▶ [Data entries for graphics]:
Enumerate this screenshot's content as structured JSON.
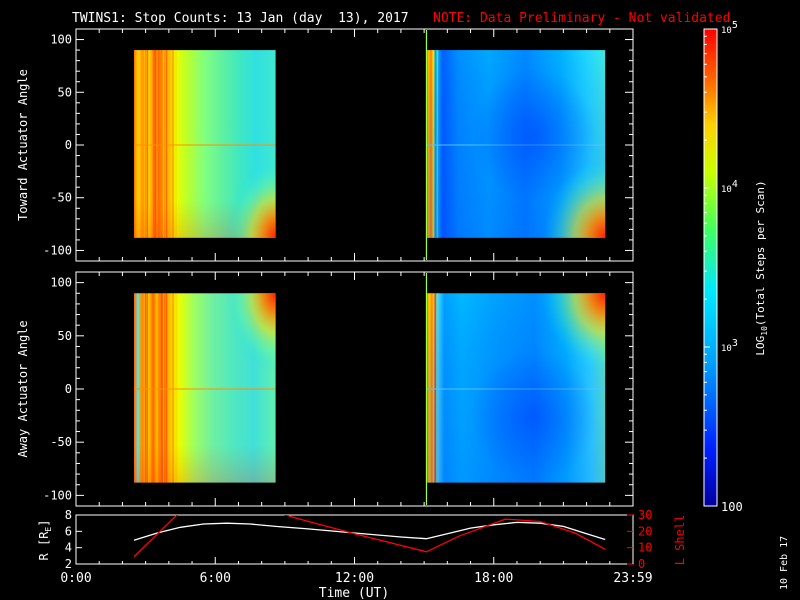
{
  "header": {
    "title": "TWINS1: Stop Counts: 13 Jan (day  13), 2017",
    "note": "NOTE: Data Preliminary - Not validated"
  },
  "colors": {
    "background": "#000000",
    "axes": "#ffffff",
    "note": "#ff0000",
    "r_trace": "#ffffff",
    "lshell_trace": "#ff0000"
  },
  "colorbar": {
    "label": "LOG10(Total Steps per Scan)",
    "label_parts": {
      "pre": "LOG",
      "sub": "10",
      "post": "(Total Steps per Scan)"
    },
    "ticks": [
      {
        "value": 100,
        "base": "100",
        "exp": ""
      },
      {
        "value": 1000,
        "base": "10",
        "exp": "3"
      },
      {
        "value": 10000,
        "base": "10",
        "exp": "4"
      },
      {
        "value": 100000,
        "base": "10",
        "exp": "5"
      }
    ],
    "range": [
      100,
      100000
    ],
    "scale": "log",
    "colormap": "rainbow (blue → cyan → green → yellow → red)"
  },
  "chart_data": [
    {
      "type": "heatmap",
      "name": "toward",
      "ylabel": "Toward Actuator Angle",
      "xlim": [
        0,
        24
      ],
      "ylim": [
        -110,
        110
      ],
      "yticks": [
        -100,
        -50,
        0,
        50,
        100
      ],
      "ytick_labels": [
        "-100",
        "-50",
        "0",
        "50",
        "100"
      ],
      "data_blocks": [
        {
          "t_start": 2.5,
          "t_end": 8.6,
          "angle_range": [
            -88,
            90
          ],
          "level_log10": 3.8
        },
        {
          "t_start": 15.1,
          "t_end": 22.8,
          "angle_range": [
            -88,
            90
          ],
          "level_log10": 3.0
        }
      ]
    },
    {
      "type": "heatmap",
      "name": "away",
      "ylabel": "Away Actuator Angle",
      "xlim": [
        0,
        24
      ],
      "ylim": [
        -110,
        110
      ],
      "yticks": [
        -100,
        -50,
        0,
        50,
        100
      ],
      "ytick_labels": [
        "-100",
        "-50",
        "0",
        "50",
        "100"
      ],
      "data_blocks": [
        {
          "t_start": 2.5,
          "t_end": 8.6,
          "angle_range": [
            -88,
            90
          ],
          "level_log10": 3.8
        },
        {
          "t_start": 15.1,
          "t_end": 22.8,
          "angle_range": [
            -88,
            90
          ],
          "level_log10": 3.0
        }
      ]
    },
    {
      "type": "line",
      "name": "ephemeris",
      "xlabel": "Time (UT)",
      "xlim": [
        0,
        24
      ],
      "xticks": [
        0,
        6,
        12,
        18,
        24
      ],
      "xtick_labels": [
        "0:00",
        "6:00",
        "12:00",
        "18:00",
        "23:59"
      ],
      "left_axis": {
        "label": "R [RE]",
        "label_parts": {
          "pre": "R [R",
          "sub": "E",
          "post": "]"
        },
        "ylim": [
          2,
          8
        ],
        "ticks": [
          2,
          4,
          6,
          8
        ]
      },
      "right_axis": {
        "label": "L Shell",
        "ylim": [
          0,
          30
        ],
        "ticks": [
          0,
          10,
          20,
          30
        ]
      },
      "series": [
        {
          "name": "R",
          "axis": "left",
          "x": [
            2.5,
            3.5,
            4.5,
            5.5,
            6.5,
            7.5,
            8.6,
            10,
            12,
            14,
            15.1,
            16,
            17,
            18,
            19,
            20,
            21,
            22,
            22.8
          ],
          "y": [
            4.9,
            5.8,
            6.5,
            6.9,
            7.0,
            6.9,
            6.6,
            6.3,
            5.8,
            5.3,
            5.1,
            5.7,
            6.4,
            6.8,
            7.1,
            7.0,
            6.6,
            5.7,
            5.0
          ]
        },
        {
          "name": "L Shell",
          "axis": "right",
          "x": [
            2.5,
            4.5,
            5.0,
            8.6,
            9.5,
            12,
            15.1,
            16.5,
            18.5,
            20,
            21.5,
            22.8
          ],
          "y": [
            4.5,
            32,
            32,
            32,
            28,
            18.5,
            7.5,
            17,
            27.5,
            26,
            19,
            9
          ]
        }
      ]
    }
  ],
  "footer": {
    "date_stamp": "10 Feb 17"
  }
}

▶ [TASK STATEMENT]: Give an exact copy of the material, leaving out every picture.

▶ [RESPONSE]:
Enumerate this screenshot's content as structured JSON.
{
  "header": {
    "title": "TWINS1: Stop Counts: 13 Jan (day  13), 2017",
    "note": "NOTE: Data Preliminary - Not validated"
  },
  "colors": {
    "background": "#000000",
    "axes": "#ffffff",
    "note": "#ff0000",
    "r_trace": "#ffffff",
    "lshell_trace": "#ff0000"
  },
  "colorbar": {
    "label": "LOG10(Total Steps per Scan)",
    "label_parts": {
      "pre": "LOG",
      "sub": "10",
      "post": "(Total Steps per Scan)"
    },
    "ticks": [
      {
        "value": 100,
        "base": "100",
        "exp": ""
      },
      {
        "value": 1000,
        "base": "10",
        "exp": "3"
      },
      {
        "value": 10000,
        "base": "10",
        "exp": "4"
      },
      {
        "value": 100000,
        "base": "10",
        "exp": "5"
      }
    ],
    "range": [
      100,
      100000
    ],
    "scale": "log",
    "colormap": "rainbow (blue → cyan → green → yellow → red)"
  },
  "chart_data": [
    {
      "type": "heatmap",
      "name": "toward",
      "ylabel": "Toward Actuator Angle",
      "xlim": [
        0,
        24
      ],
      "ylim": [
        -110,
        110
      ],
      "yticks": [
        -100,
        -50,
        0,
        50,
        100
      ],
      "ytick_labels": [
        "-100",
        "-50",
        "0",
        "50",
        "100"
      ],
      "data_blocks": [
        {
          "t_start": 2.5,
          "t_end": 8.6,
          "angle_range": [
            -88,
            90
          ],
          "level_log10": 3.8
        },
        {
          "t_start": 15.1,
          "t_end": 22.8,
          "angle_range": [
            -88,
            90
          ],
          "level_log10": 3.0
        }
      ]
    },
    {
      "type": "heatmap",
      "name": "away",
      "ylabel": "Away Actuator Angle",
      "xlim": [
        0,
        24
      ],
      "ylim": [
        -110,
        110
      ],
      "yticks": [
        -100,
        -50,
        0,
        50,
        100
      ],
      "ytick_labels": [
        "-100",
        "-50",
        "0",
        "50",
        "100"
      ],
      "data_blocks": [
        {
          "t_start": 2.5,
          "t_end": 8.6,
          "angle_range": [
            -88,
            90
          ],
          "level_log10": 3.8
        },
        {
          "t_start": 15.1,
          "t_end": 22.8,
          "angle_range": [
            -88,
            90
          ],
          "level_log10": 3.0
        }
      ]
    },
    {
      "type": "line",
      "name": "ephemeris",
      "xlabel": "Time (UT)",
      "xlim": [
        0,
        24
      ],
      "xticks": [
        0,
        6,
        12,
        18,
        24
      ],
      "xtick_labels": [
        "0:00",
        "6:00",
        "12:00",
        "18:00",
        "23:59"
      ],
      "left_axis": {
        "label": "R [RE]",
        "label_parts": {
          "pre": "R [R",
          "sub": "E",
          "post": "]"
        },
        "ylim": [
          2,
          8
        ],
        "ticks": [
          2,
          4,
          6,
          8
        ]
      },
      "right_axis": {
        "label": "L Shell",
        "ylim": [
          0,
          30
        ],
        "ticks": [
          0,
          10,
          20,
          30
        ]
      },
      "series": [
        {
          "name": "R",
          "axis": "left",
          "x": [
            2.5,
            3.5,
            4.5,
            5.5,
            6.5,
            7.5,
            8.6,
            10,
            12,
            14,
            15.1,
            16,
            17,
            18,
            19,
            20,
            21,
            22,
            22.8
          ],
          "y": [
            4.9,
            5.8,
            6.5,
            6.9,
            7.0,
            6.9,
            6.6,
            6.3,
            5.8,
            5.3,
            5.1,
            5.7,
            6.4,
            6.8,
            7.1,
            7.0,
            6.6,
            5.7,
            5.0
          ]
        },
        {
          "name": "L Shell",
          "axis": "right",
          "x": [
            2.5,
            4.5,
            5.0,
            8.6,
            9.5,
            12,
            15.1,
            16.5,
            18.5,
            20,
            21.5,
            22.8
          ],
          "y": [
            4.5,
            32,
            32,
            32,
            28,
            18.5,
            7.5,
            17,
            27.5,
            26,
            19,
            9
          ]
        }
      ]
    }
  ],
  "footer": {
    "date_stamp": "10 Feb 17"
  }
}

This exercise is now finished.